**Given exercise:** Search the material for the string "Kapitalkostnad", then return every line where it is found.

**Data for the task:**
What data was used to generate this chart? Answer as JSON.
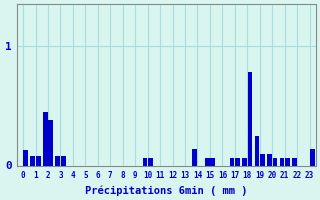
{
  "xlabel": "Précipitations 6min ( mm )",
  "background_color": "#d8f5f0",
  "bar_color": "#0000cc",
  "grid_color": "#aadddd",
  "axis_color": "#888888",
  "text_color": "#0000cc",
  "ylim": [
    0,
    1.35
  ],
  "xlim": [
    -0.5,
    23.5
  ],
  "values": [
    0,
    0.13,
    0.08,
    0.08,
    0.45,
    0.38,
    0.08,
    0.08,
    0,
    0,
    0,
    0,
    0,
    0,
    0,
    0,
    0,
    0,
    0,
    0,
    0.07,
    0.07,
    0,
    0,
    0,
    0,
    0,
    0,
    0.14,
    0,
    0.07,
    0.07,
    0,
    0,
    0.07,
    0.07,
    0.07,
    0.78,
    0.25,
    0.1,
    0.1,
    0.07,
    0.07,
    0.07,
    0.07,
    0,
    0,
    0.14
  ]
}
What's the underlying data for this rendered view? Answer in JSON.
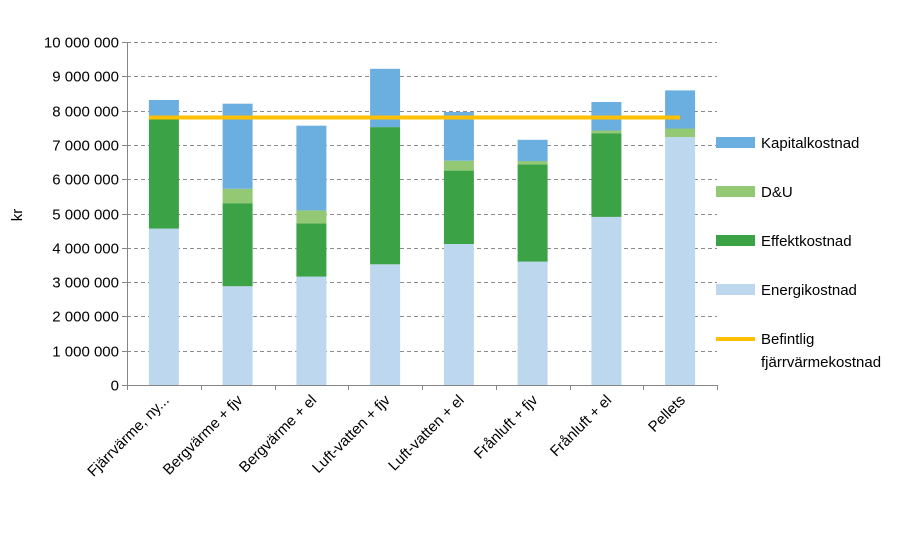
{
  "chart_data": {
    "type": "bar",
    "stacked": true,
    "title": "",
    "xlabel": "",
    "ylabel": "kr",
    "ylim": [
      0,
      10000000
    ],
    "yticks": [
      0,
      1000000,
      2000000,
      3000000,
      4000000,
      5000000,
      6000000,
      7000000,
      8000000,
      9000000,
      10000000
    ],
    "ytick_labels": [
      "0",
      "1 000 000",
      "2 000 000",
      "3 000 000",
      "4 000 000",
      "5 000 000",
      "6 000 000",
      "7 000 000",
      "8 000 000",
      "9 000 000",
      "10 000 000"
    ],
    "grid": true,
    "legend_position": "right",
    "categories": [
      "Fjärrvärme, ny...",
      "Bergvärme + fjv",
      "Bergvärme + el",
      "Luft-vatten + fjv",
      "Luft-vatten + el",
      "Frånluft + fjv",
      "Frånluft + el",
      "Pellets"
    ],
    "series": [
      {
        "name": "Energikostnad",
        "color": "#bdd7ee",
        "values": [
          4560000,
          2880000,
          3160000,
          3520000,
          4110000,
          3600000,
          4900000,
          7230000
        ]
      },
      {
        "name": "Effektkostnad",
        "color": "#3ca246",
        "values": [
          3210000,
          2420000,
          1550000,
          4000000,
          2140000,
          2830000,
          2440000,
          0
        ]
      },
      {
        "name": "D&U",
        "color": "#93c874",
        "values": [
          0,
          420000,
          380000,
          0,
          290000,
          100000,
          80000,
          250000
        ]
      },
      {
        "name": "Kapitalkostnad",
        "color": "#6baee0",
        "values": [
          540000,
          2480000,
          2470000,
          1700000,
          1420000,
          620000,
          830000,
          1110000
        ]
      }
    ],
    "line": {
      "name": "Befintlig fjärrvärmekostnad",
      "color": "#ffc000",
      "value": 7800000,
      "legend_lines": [
        "Befintlig",
        "fjärrvärmekostnad"
      ]
    },
    "legend_order": [
      "Kapitalkostnad",
      "D&U",
      "Effektkostnad",
      "Energikostnad"
    ]
  }
}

**Solution for this problem:**
        "name": "Kapitalkostnad",
      "Kapitalkostnad",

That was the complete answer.